-- start of Records for this exercise --

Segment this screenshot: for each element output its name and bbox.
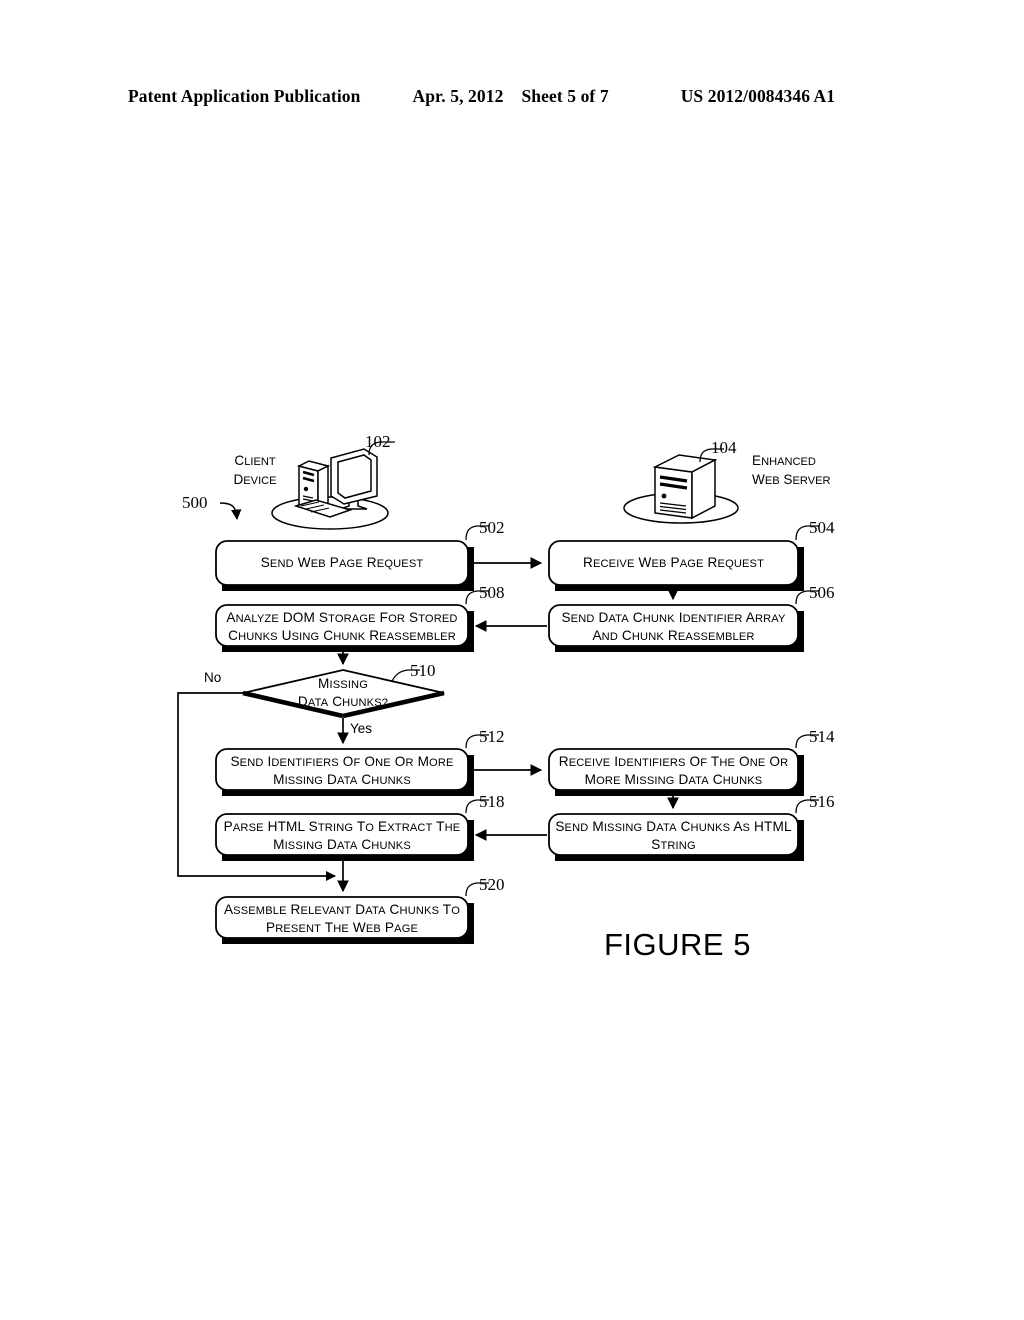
- figure-caption: FIGURE 5: [604, 927, 751, 962]
- patent-figure-5: CLIENT DEVICE ENHANCED WEB SERVER 102 10…: [0, 0, 1024, 1320]
- web-server-label: ENHANCED WEB SERVER: [752, 452, 862, 490]
- flow-box-518: [215, 799, 489, 861]
- ref-number-514: 514: [809, 727, 835, 746]
- ref-number-508: 508: [479, 583, 505, 602]
- ref-number-104: 104: [711, 438, 737, 457]
- client-device-label-line2: DEVICE: [233, 472, 277, 487]
- ref-number-512: 512: [479, 727, 505, 746]
- flow-box-502: [215, 525, 489, 591]
- flow-box-516: [548, 799, 819, 861]
- ref-number-504: 504: [809, 518, 835, 537]
- flow-box-508: [215, 590, 489, 652]
- flow-box-512: [215, 734, 489, 796]
- ref-number-518: 518: [479, 792, 505, 811]
- flow-box-514: [548, 734, 819, 796]
- flow-box-520: [215, 882, 489, 944]
- ref-number-516: 516: [809, 792, 835, 811]
- ref-number-520: 520: [479, 875, 505, 894]
- web-server-icon: [623, 448, 739, 524]
- client-device-label: CLIENT DEVICE: [215, 452, 295, 490]
- web-server-label-line2: WEB SERVER: [752, 472, 831, 487]
- figure-vector-canvas: [177, 441, 819, 944]
- flow-box-504: [548, 525, 819, 591]
- ref-number-506: 506: [809, 583, 835, 602]
- ref-number-500: 500: [182, 493, 208, 512]
- branch-label-no: No: [204, 670, 222, 685]
- diagram-ref-arrow: [219, 502, 242, 521]
- ref-number-510: 510: [410, 661, 436, 680]
- web-server-label-line1: ENHANCED: [752, 453, 816, 468]
- branch-label-yes: Yes: [350, 721, 373, 736]
- ref-number-102: 102: [365, 432, 391, 451]
- ref-number-502: 502: [479, 518, 505, 537]
- flow-box-506: [548, 590, 819, 652]
- client-device-label-line1: CLIENT: [234, 453, 276, 468]
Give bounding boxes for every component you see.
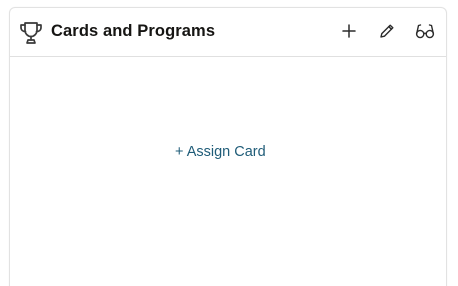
edit-button[interactable]: [376, 22, 398, 44]
add-button[interactable]: [338, 22, 360, 44]
page: Cards and Programs + Assign Card: [0, 0, 458, 286]
pencil-icon: [378, 22, 396, 45]
view-button[interactable]: [414, 22, 436, 44]
cards-and-programs-panel: Cards and Programs + Assign Card: [9, 7, 447, 286]
trophy-icon: [18, 20, 44, 46]
assign-card-link[interactable]: + Assign Card: [175, 144, 266, 160]
plus-icon: [341, 23, 357, 44]
glasses-icon: [415, 22, 435, 45]
panel-title: Cards and Programs: [51, 22, 216, 40]
panel-header: Cards and Programs: [10, 8, 446, 57]
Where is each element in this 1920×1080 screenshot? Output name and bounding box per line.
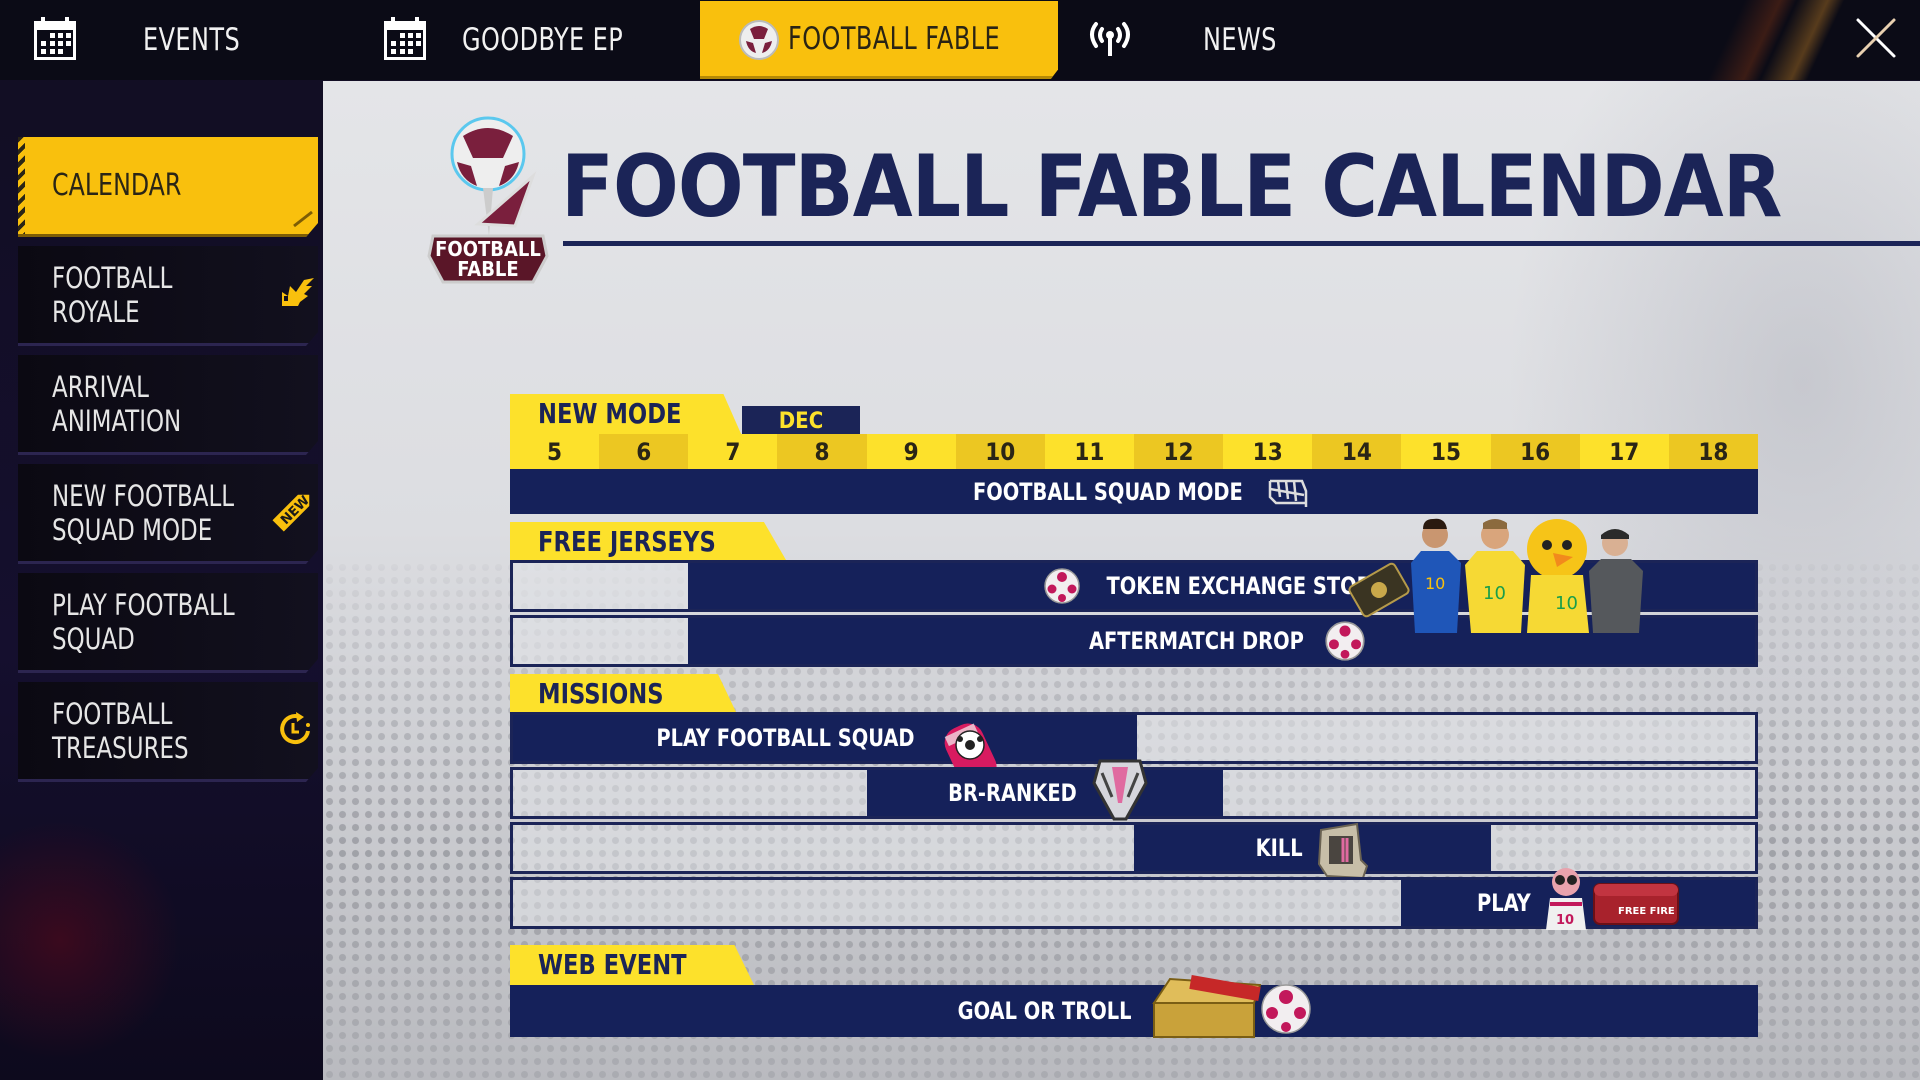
day-cell: 10: [955, 434, 1045, 469]
sidebar-item-label: FOOTBALL TREASURES: [52, 696, 189, 765]
top-tab-bar: EVENTS GOODBYE EP FOOTBALL FABLE NEWS: [0, 0, 1920, 80]
sidebar: CALENDAR FOOTBALL ROYALE ARRIVAL ANIMATI…: [18, 137, 322, 791]
sidebar-item-label: NEW FOOTBALL SQUAD MODE: [52, 478, 235, 547]
tab-label: EVENTS: [143, 22, 241, 58]
page-title: FOOTBALL FABLE CALENDAR: [561, 137, 1782, 237]
event-label: PLAY FOOTBALL SQUAD: [655, 724, 915, 752]
event-bar-kill[interactable]: KILL: [1134, 822, 1491, 880]
event-label: KILL: [1255, 834, 1303, 862]
sidebar-item-arrival-animation[interactable]: ARRIVAL ANIMATION: [18, 355, 318, 455]
jersey-characters-illustration: 10 10 10: [1345, 513, 1705, 633]
day-cell: 15: [1430, 438, 1461, 466]
event-bar-play-football-squad[interactable]: PLAY FOOTBALL SQUAD: [513, 715, 1137, 787]
section-tag-missions: MISSIONS: [510, 674, 736, 712]
event-row: GOAL OR TROLL: [510, 975, 1758, 1039]
player-grey-jersey: [1589, 529, 1643, 633]
svg-text:FREE FIRE: FREE FIRE: [1618, 906, 1675, 917]
svg-text:10: 10: [1425, 574, 1445, 593]
day-cell: 11: [1074, 438, 1105, 466]
svg-text:10: 10: [1483, 583, 1506, 604]
new-tag-icon: NEW: [270, 485, 316, 541]
event-label: FOOTBALL SQUAD MODE: [973, 477, 1243, 506]
event-label: PLAY: [1477, 889, 1532, 917]
event-label: AFTERMATCH DROP: [1089, 627, 1305, 655]
close-icon: [1856, 18, 1896, 58]
backpack-icon: [1092, 759, 1148, 823]
sidebar-item-label: FOOTBALL ROYALE: [52, 260, 173, 329]
football-token-icon: [1043, 567, 1081, 605]
event-label: BR-RANKED: [948, 779, 1078, 807]
football-fable-ball-icon: [738, 19, 780, 61]
alien-character: 10: [1546, 868, 1587, 930]
section-tag-web-event: WEB EVENT: [510, 945, 754, 985]
calendar-icon: [382, 16, 428, 62]
svg-text:10: 10: [1555, 593, 1578, 614]
main-panel: FOOTBALL FABLE FOOTBALL FABLE CALENDAR N…: [323, 81, 1920, 1080]
refresh-timer-icon: [278, 711, 312, 751]
event-bar-br-ranked[interactable]: BR-RANKED: [866, 759, 1224, 821]
gold-chest-icon: [1150, 975, 1320, 1039]
tab-goodbye-ep[interactable]: GOODBYE EP: [350, 0, 700, 80]
event-label: TOKEN EXCHANGE STORE: [1106, 572, 1385, 600]
day-cell: 14: [1312, 434, 1402, 469]
football-fable-logo: FOOTBALL FABLE: [423, 106, 553, 286]
event-row: BR-RANKED: [510, 759, 1758, 821]
day-cell: 8: [777, 434, 867, 469]
event-label: GOAL OR TROLL: [958, 997, 1132, 1025]
logo-text-line-2: FABLE: [457, 257, 518, 281]
event-bar-play[interactable]: PLAY 10 FREE FIRE: [1401, 868, 1755, 930]
month-label: DEC: [742, 406, 860, 436]
section-tag-free-jerseys: FREE JERSEYS: [510, 522, 786, 560]
sidebar-item-label: PLAY FOOTBALL SQUAD: [52, 587, 235, 656]
tab-label: GOODBYE EP: [462, 22, 624, 58]
treasure-chest-icon: 10 FREE FIRE: [1542, 868, 1682, 930]
sidebar-item-label: ARRIVAL ANIMATION: [52, 369, 182, 438]
tab-label: FOOTBALL FABLE: [788, 20, 1001, 57]
event-row: PLAY 10 FREE FIRE: [510, 868, 1758, 930]
day-cell: 5: [547, 438, 563, 466]
player-blue-jersey: 10: [1411, 518, 1461, 633]
day-cell: 7: [725, 438, 741, 466]
event-bar-goal-or-troll[interactable]: GOAL OR TROLL: [510, 975, 1758, 1039]
sidebar-item-calendar[interactable]: CALENDAR: [18, 137, 318, 237]
calendar-icon: [32, 16, 78, 62]
event-row: FOOTBALL SQUAD MODE: [510, 469, 1758, 514]
svg-text:10: 10: [1556, 913, 1574, 928]
day-cell: 13: [1252, 438, 1283, 466]
flame-icon: [278, 276, 316, 314]
broadcast-icon: [1086, 18, 1134, 58]
tab-football-fable[interactable]: FOOTBALL FABLE: [700, 1, 1058, 79]
tab-events[interactable]: EVENTS: [0, 0, 350, 80]
tab-news[interactable]: NEWS: [1058, 0, 1358, 80]
sidebar-item-football-treasures[interactable]: FOOTBALL TREASURES: [18, 682, 318, 782]
tab-label: NEWS: [1203, 22, 1277, 58]
section-tag-new-mode: NEW MODE: [510, 394, 742, 436]
title-underline: [563, 241, 1920, 246]
event-bar-football-squad-mode[interactable]: FOOTBALL SQUAD MODE: [510, 469, 1758, 514]
day-cell: 9: [903, 438, 919, 466]
day-cell: 16: [1490, 434, 1580, 469]
day-cell: 12: [1133, 434, 1224, 469]
day-cell: 18: [1668, 434, 1758, 469]
day-cell: 6: [599, 434, 689, 469]
weapon-crate-icon: [1313, 814, 1371, 882]
goal-net-icon: [1266, 475, 1310, 509]
day-cell: 17: [1609, 438, 1640, 466]
close-button[interactable]: [1850, 12, 1902, 64]
ticket-icon: [1348, 562, 1410, 618]
corner-accent-icon: [292, 210, 314, 232]
sidebar-item-play-football-squad[interactable]: PLAY FOOTBALL SQUAD: [18, 573, 318, 673]
sidebar-item-label: CALENDAR: [52, 167, 182, 203]
decorative-streaks: [1650, 0, 1850, 80]
sidebar-item-football-royale[interactable]: FOOTBALL ROYALE: [18, 246, 318, 346]
sidebar-item-new-football-squad-mode[interactable]: NEW FOOTBALL SQUAD MODE NEW: [18, 464, 318, 564]
day-header-row: 5 6 7 8 9 10 11 12 13 14 15 16 17 18: [510, 434, 1758, 469]
player-yellow-jersey: 10: [1465, 519, 1525, 633]
mascot-bird: 10: [1527, 519, 1589, 633]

-- end of Records for this exercise --

### What to produce
Starting at the line that contains "edit-button[interactable]: [376, 22, 398, 44]" and ending at the line that contains "assign-card-link[interactable]: + Assign", rewrite those record lines with "trophy-icon" renamed to "award-icon" and nothing else changed.

### Finished answer
edit-button[interactable]: [376, 22, 398, 44]
add-button[interactable]: [338, 22, 360, 44]
page: Cards and Programs + Assign Card: [0, 0, 458, 286]
pencil-icon: [378, 22, 396, 45]
view-button[interactable]: [414, 22, 436, 44]
cards-and-programs-panel: Cards and Programs + Assign Card: [9, 7, 447, 286]
award-icon: [18, 20, 44, 46]
assign-card-link[interactable]: + Assign Card: [175, 144, 266, 160]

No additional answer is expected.